Written instruction: Can you reproduce the data beneath, keeping every line exact?

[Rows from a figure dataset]
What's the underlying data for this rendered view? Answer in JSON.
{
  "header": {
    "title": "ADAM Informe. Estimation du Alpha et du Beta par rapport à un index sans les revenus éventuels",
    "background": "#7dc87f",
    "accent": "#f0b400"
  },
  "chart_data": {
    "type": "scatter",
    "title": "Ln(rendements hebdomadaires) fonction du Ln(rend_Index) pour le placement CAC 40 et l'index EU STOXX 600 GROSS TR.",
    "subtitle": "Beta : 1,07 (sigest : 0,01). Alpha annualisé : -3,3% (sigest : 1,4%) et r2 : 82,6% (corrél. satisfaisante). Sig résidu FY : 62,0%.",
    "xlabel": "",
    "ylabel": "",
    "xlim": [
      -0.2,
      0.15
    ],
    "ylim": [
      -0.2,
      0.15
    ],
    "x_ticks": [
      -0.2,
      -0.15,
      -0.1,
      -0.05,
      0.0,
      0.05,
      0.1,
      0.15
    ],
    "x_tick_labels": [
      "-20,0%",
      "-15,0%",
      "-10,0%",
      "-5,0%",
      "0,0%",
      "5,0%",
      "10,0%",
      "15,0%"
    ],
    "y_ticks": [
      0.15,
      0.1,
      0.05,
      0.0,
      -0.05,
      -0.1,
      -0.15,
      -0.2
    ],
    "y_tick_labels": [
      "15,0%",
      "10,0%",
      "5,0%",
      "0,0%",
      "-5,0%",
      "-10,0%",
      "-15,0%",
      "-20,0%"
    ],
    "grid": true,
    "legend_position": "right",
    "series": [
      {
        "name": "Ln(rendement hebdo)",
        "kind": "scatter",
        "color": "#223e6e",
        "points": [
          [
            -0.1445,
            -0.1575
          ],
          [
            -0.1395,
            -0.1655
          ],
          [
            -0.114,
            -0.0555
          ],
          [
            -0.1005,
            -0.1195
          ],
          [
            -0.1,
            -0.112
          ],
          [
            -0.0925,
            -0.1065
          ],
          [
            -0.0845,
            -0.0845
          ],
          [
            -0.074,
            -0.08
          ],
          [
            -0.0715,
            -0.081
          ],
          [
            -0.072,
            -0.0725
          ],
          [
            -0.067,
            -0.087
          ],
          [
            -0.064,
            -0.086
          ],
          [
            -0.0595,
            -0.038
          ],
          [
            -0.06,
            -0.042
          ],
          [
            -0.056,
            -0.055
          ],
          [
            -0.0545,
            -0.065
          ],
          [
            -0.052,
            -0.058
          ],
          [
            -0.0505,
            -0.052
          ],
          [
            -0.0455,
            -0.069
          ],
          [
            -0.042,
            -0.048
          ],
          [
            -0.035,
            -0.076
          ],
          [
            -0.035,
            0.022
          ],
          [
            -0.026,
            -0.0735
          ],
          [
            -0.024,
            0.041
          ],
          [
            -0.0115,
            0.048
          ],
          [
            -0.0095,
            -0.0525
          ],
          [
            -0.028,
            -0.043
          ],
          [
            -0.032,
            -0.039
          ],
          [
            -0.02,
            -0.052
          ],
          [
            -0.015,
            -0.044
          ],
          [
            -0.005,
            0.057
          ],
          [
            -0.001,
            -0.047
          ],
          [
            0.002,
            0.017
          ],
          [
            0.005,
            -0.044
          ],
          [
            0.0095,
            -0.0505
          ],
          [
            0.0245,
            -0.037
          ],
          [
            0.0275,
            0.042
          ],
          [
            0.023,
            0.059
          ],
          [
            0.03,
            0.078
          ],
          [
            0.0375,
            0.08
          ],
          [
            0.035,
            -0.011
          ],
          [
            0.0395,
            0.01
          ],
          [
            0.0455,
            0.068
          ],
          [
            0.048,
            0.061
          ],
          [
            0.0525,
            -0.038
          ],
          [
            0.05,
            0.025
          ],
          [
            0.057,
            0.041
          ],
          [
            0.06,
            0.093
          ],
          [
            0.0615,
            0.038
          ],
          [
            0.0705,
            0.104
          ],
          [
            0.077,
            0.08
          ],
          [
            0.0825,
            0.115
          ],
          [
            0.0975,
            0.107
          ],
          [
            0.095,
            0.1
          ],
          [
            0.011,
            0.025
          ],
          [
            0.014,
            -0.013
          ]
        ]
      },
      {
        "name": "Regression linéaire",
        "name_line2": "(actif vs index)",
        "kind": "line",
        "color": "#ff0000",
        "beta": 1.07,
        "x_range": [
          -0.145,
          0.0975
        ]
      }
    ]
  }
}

Answer in full:
What's the underlying data for this rendered view? Answer in JSON.
{
  "header": {
    "title": "ADAM Informe. Estimation du Alpha et du Beta par rapport à un index sans les revenus éventuels",
    "background": "#7dc87f",
    "accent": "#f0b400"
  },
  "chart_data": {
    "type": "scatter",
    "title": "Ln(rendements hebdomadaires) fonction du Ln(rend_Index) pour le placement CAC 40 et l'index EU STOXX 600 GROSS TR.",
    "subtitle": "Beta : 1,07 (sigest : 0,01). Alpha annualisé : -3,3% (sigest : 1,4%) et r2 : 82,6% (corrél. satisfaisante). Sig résidu FY : 62,0%.",
    "xlabel": "",
    "ylabel": "",
    "xlim": [
      -0.2,
      0.15
    ],
    "ylim": [
      -0.2,
      0.15
    ],
    "x_ticks": [
      -0.2,
      -0.15,
      -0.1,
      -0.05,
      0.0,
      0.05,
      0.1,
      0.15
    ],
    "x_tick_labels": [
      "-20,0%",
      "-15,0%",
      "-10,0%",
      "-5,0%",
      "0,0%",
      "5,0%",
      "10,0%",
      "15,0%"
    ],
    "y_ticks": [
      0.15,
      0.1,
      0.05,
      0.0,
      -0.05,
      -0.1,
      -0.15,
      -0.2
    ],
    "y_tick_labels": [
      "15,0%",
      "10,0%",
      "5,0%",
      "0,0%",
      "-5,0%",
      "-10,0%",
      "-15,0%",
      "-20,0%"
    ],
    "grid": true,
    "legend_position": "right",
    "series": [
      {
        "name": "Ln(rendement hebdo)",
        "kind": "scatter",
        "color": "#223e6e",
        "points": [
          [
            -0.1445,
            -0.1575
          ],
          [
            -0.1395,
            -0.1655
          ],
          [
            -0.114,
            -0.0555
          ],
          [
            -0.1005,
            -0.1195
          ],
          [
            -0.1,
            -0.112
          ],
          [
            -0.0925,
            -0.1065
          ],
          [
            -0.0845,
            -0.0845
          ],
          [
            -0.074,
            -0.08
          ],
          [
            -0.0715,
            -0.081
          ],
          [
            -0.072,
            -0.0725
          ],
          [
            -0.067,
            -0.087
          ],
          [
            -0.064,
            -0.086
          ],
          [
            -0.0595,
            -0.038
          ],
          [
            -0.06,
            -0.042
          ],
          [
            -0.056,
            -0.055
          ],
          [
            -0.0545,
            -0.065
          ],
          [
            -0.052,
            -0.058
          ],
          [
            -0.0505,
            -0.052
          ],
          [
            -0.0455,
            -0.069
          ],
          [
            -0.042,
            -0.048
          ],
          [
            -0.035,
            -0.076
          ],
          [
            -0.035,
            0.022
          ],
          [
            -0.026,
            -0.0735
          ],
          [
            -0.024,
            0.041
          ],
          [
            -0.0115,
            0.048
          ],
          [
            -0.0095,
            -0.0525
          ],
          [
            -0.028,
            -0.043
          ],
          [
            -0.032,
            -0.039
          ],
          [
            -0.02,
            -0.052
          ],
          [
            -0.015,
            -0.044
          ],
          [
            -0.005,
            0.057
          ],
          [
            -0.001,
            -0.047
          ],
          [
            0.002,
            0.017
          ],
          [
            0.005,
            -0.044
          ],
          [
            0.0095,
            -0.0505
          ],
          [
            0.0245,
            -0.037
          ],
          [
            0.0275,
            0.042
          ],
          [
            0.023,
            0.059
          ],
          [
            0.03,
            0.078
          ],
          [
            0.0375,
            0.08
          ],
          [
            0.035,
            -0.011
          ],
          [
            0.0395,
            0.01
          ],
          [
            0.0455,
            0.068
          ],
          [
            0.048,
            0.061
          ],
          [
            0.0525,
            -0.038
          ],
          [
            0.05,
            0.025
          ],
          [
            0.057,
            0.041
          ],
          [
            0.06,
            0.093
          ],
          [
            0.0615,
            0.038
          ],
          [
            0.0705,
            0.104
          ],
          [
            0.077,
            0.08
          ],
          [
            0.0825,
            0.115
          ],
          [
            0.0975,
            0.107
          ],
          [
            0.095,
            0.1
          ],
          [
            0.011,
            0.025
          ],
          [
            0.014,
            -0.013
          ]
        ]
      },
      {
        "name": "Regression linéaire",
        "name_line2": "(actif vs index)",
        "kind": "line",
        "color": "#ff0000",
        "beta": 1.07,
        "x_range": [
          -0.145,
          0.0975
        ]
      }
    ]
  }
}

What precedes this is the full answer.